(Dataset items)

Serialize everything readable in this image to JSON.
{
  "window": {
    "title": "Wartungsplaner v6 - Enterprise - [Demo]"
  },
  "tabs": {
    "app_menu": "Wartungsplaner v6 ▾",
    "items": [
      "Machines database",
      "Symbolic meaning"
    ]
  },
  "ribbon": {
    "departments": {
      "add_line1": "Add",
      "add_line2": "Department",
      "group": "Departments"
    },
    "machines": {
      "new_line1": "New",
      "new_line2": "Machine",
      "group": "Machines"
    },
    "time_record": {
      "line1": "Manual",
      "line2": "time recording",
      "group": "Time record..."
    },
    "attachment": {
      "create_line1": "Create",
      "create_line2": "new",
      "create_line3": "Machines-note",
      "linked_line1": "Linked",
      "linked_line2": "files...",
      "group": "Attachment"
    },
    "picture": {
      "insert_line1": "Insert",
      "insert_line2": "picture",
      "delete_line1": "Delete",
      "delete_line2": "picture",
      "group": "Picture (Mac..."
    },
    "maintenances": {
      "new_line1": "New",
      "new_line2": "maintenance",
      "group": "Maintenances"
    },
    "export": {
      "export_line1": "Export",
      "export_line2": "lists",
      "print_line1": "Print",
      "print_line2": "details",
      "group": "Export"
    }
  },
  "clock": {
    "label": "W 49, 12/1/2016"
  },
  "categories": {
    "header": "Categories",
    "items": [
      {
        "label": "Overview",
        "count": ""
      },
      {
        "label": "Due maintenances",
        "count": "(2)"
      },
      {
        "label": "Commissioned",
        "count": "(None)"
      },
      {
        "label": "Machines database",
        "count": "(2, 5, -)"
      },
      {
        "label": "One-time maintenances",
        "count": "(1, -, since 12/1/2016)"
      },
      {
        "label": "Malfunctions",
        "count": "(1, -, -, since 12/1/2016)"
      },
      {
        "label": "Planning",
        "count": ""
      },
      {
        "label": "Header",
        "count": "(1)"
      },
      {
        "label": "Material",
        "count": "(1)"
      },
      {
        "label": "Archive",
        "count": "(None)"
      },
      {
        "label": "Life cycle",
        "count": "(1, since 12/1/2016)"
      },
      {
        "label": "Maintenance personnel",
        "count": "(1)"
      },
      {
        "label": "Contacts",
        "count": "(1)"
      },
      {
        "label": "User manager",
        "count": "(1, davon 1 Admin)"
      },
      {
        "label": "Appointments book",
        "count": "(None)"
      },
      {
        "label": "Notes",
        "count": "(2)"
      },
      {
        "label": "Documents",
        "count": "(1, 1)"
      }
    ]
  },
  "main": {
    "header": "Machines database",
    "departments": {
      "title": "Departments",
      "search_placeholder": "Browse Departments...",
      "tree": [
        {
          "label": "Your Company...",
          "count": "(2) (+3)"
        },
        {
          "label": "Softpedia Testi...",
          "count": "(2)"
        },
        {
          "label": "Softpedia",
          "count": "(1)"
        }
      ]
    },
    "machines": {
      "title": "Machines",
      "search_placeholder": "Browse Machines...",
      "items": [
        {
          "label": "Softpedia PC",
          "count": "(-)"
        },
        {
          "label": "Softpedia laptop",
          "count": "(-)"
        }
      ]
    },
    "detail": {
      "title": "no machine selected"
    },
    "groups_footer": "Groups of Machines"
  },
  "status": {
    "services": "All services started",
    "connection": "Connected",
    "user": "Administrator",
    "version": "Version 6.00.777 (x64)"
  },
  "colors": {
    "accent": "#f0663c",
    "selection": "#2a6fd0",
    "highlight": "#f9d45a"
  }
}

TASK
Reproduce every record above exactly as it appears.

RESPONSE BELOW
Serialize everything readable in this image to JSON.
{
  "window": {
    "title": "Wartungsplaner v6 - Enterprise - [Demo]"
  },
  "tabs": {
    "app_menu": "Wartungsplaner v6 ▾",
    "items": [
      "Machines database",
      "Symbolic meaning"
    ]
  },
  "ribbon": {
    "departments": {
      "add_line1": "Add",
      "add_line2": "Department",
      "group": "Departments"
    },
    "machines": {
      "new_line1": "New",
      "new_line2": "Machine",
      "group": "Machines"
    },
    "time_record": {
      "line1": "Manual",
      "line2": "time recording",
      "group": "Time record..."
    },
    "attachment": {
      "create_line1": "Create",
      "create_line2": "new",
      "create_line3": "Machines-note",
      "linked_line1": "Linked",
      "linked_line2": "files...",
      "group": "Attachment"
    },
    "picture": {
      "insert_line1": "Insert",
      "insert_line2": "picture",
      "delete_line1": "Delete",
      "delete_line2": "picture",
      "group": "Picture (Mac..."
    },
    "maintenances": {
      "new_line1": "New",
      "new_line2": "maintenance",
      "group": "Maintenances"
    },
    "export": {
      "export_line1": "Export",
      "export_line2": "lists",
      "print_line1": "Print",
      "print_line2": "details",
      "group": "Export"
    }
  },
  "clock": {
    "label": "W 49, 12/1/2016"
  },
  "categories": {
    "header": "Categories",
    "items": [
      {
        "label": "Overview",
        "count": ""
      },
      {
        "label": "Due maintenances",
        "count": "(2)"
      },
      {
        "label": "Commissioned",
        "count": "(None)"
      },
      {
        "label": "Machines database",
        "count": "(2, 5, -)"
      },
      {
        "label": "One-time maintenances",
        "count": "(1, -, since 12/1/2016)"
      },
      {
        "label": "Malfunctions",
        "count": "(1, -, -, since 12/1/2016)"
      },
      {
        "label": "Planning",
        "count": ""
      },
      {
        "label": "Header",
        "count": "(1)"
      },
      {
        "label": "Material",
        "count": "(1)"
      },
      {
        "label": "Archive",
        "count": "(None)"
      },
      {
        "label": "Life cycle",
        "count": "(1, since 12/1/2016)"
      },
      {
        "label": "Maintenance personnel",
        "count": "(1)"
      },
      {
        "label": "Contacts",
        "count": "(1)"
      },
      {
        "label": "User manager",
        "count": "(1, davon 1 Admin)"
      },
      {
        "label": "Appointments book",
        "count": "(None)"
      },
      {
        "label": "Notes",
        "count": "(2)"
      },
      {
        "label": "Documents",
        "count": "(1, 1)"
      }
    ]
  },
  "main": {
    "header": "Machines database",
    "departments": {
      "title": "Departments",
      "search_placeholder": "Browse Departments...",
      "tree": [
        {
          "label": "Your Company...",
          "count": "(2) (+3)"
        },
        {
          "label": "Softpedia Testi...",
          "count": "(2)"
        },
        {
          "label": "Softpedia",
          "count": "(1)"
        }
      ]
    },
    "machines": {
      "title": "Machines",
      "search_placeholder": "Browse Machines...",
      "items": [
        {
          "label": "Softpedia PC",
          "count": "(-)"
        },
        {
          "label": "Softpedia laptop",
          "count": "(-)"
        }
      ]
    },
    "detail": {
      "title": "no machine selected"
    },
    "groups_footer": "Groups of Machines"
  },
  "status": {
    "services": "All services started",
    "connection": "Connected",
    "user": "Administrator",
    "version": "Version 6.00.777 (x64)"
  },
  "colors": {
    "accent": "#f0663c",
    "selection": "#2a6fd0",
    "highlight": "#f9d45a"
  }
}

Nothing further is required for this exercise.